───── Entries provided ─────
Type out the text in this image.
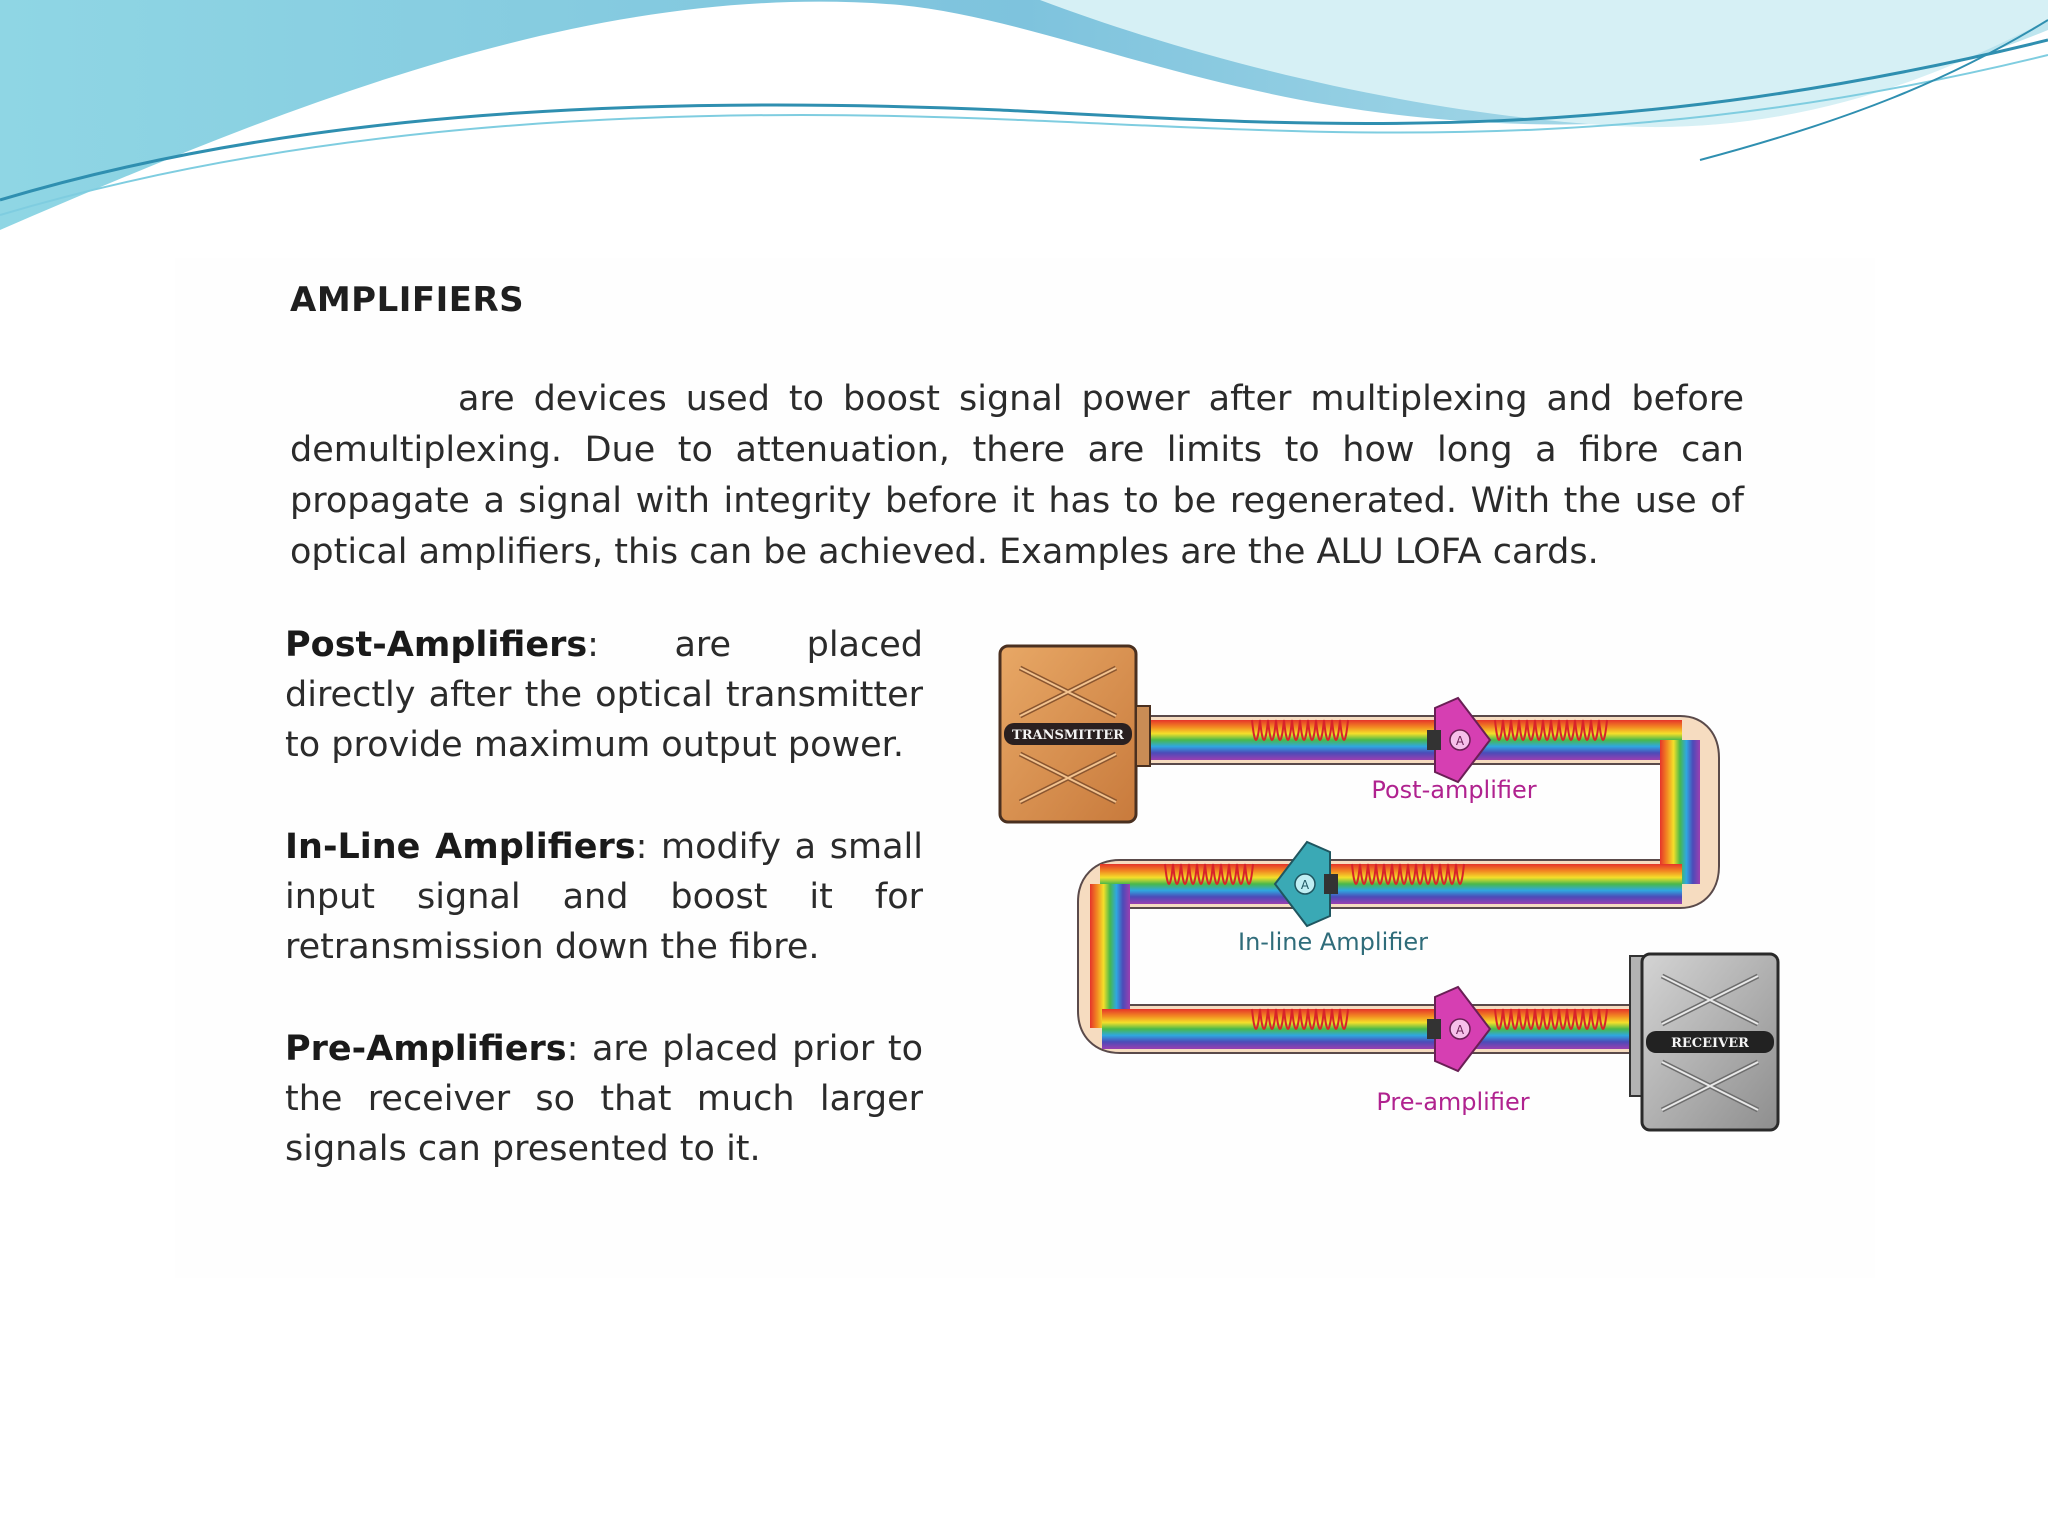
AMPLIFIERS
are devices used to boost signal power after multiplexing and before demultiplexing. Due to attenuation, there are limits to how long a fibre can propagate a signal with integrity before it has to be regenerated. With the use of optical amplifiers, this can be achieved. Examples are the ALU LOFA cards.
Post-Amplifiers: are placed directly after the optical transmitter to provide maximum output power.
In-Line Amplifiers: modify a small input signal and boost it for retransmission down the fibre.
Pre-Amplifiers: are placed prior to the receiver so that much larger signals can presented to it.
TRANSMITTER
RECEIVER
A
Post-amplifier
A
In-line Amplifier
A
Pre-amplifier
─────
What the task asks >> All of the material above is to be copied exactly, except for its images.

Full answer >>
Type out the text in this image.
AMPLIFIERS
are devices used to boost signal power after multiplexing and before demultiplexing. Due to attenuation, there are limits to how long a fibre can propagate a signal with integrity before it has to be regenerated. With the use of optical amplifiers, this can be achieved. Examples are the ALU LOFA cards.
Post-Amplifiers: are placed directly after the optical transmitter to provide maximum output power.
In-Line Amplifiers: modify a small input signal and boost it for retransmission down the fibre.
Pre-Amplifiers: are placed prior to the receiver so that much larger signals can presented to it.
TRANSMITTER
RECEIVER
A
Post-amplifier
A
In-line Amplifier
A
Pre-amplifier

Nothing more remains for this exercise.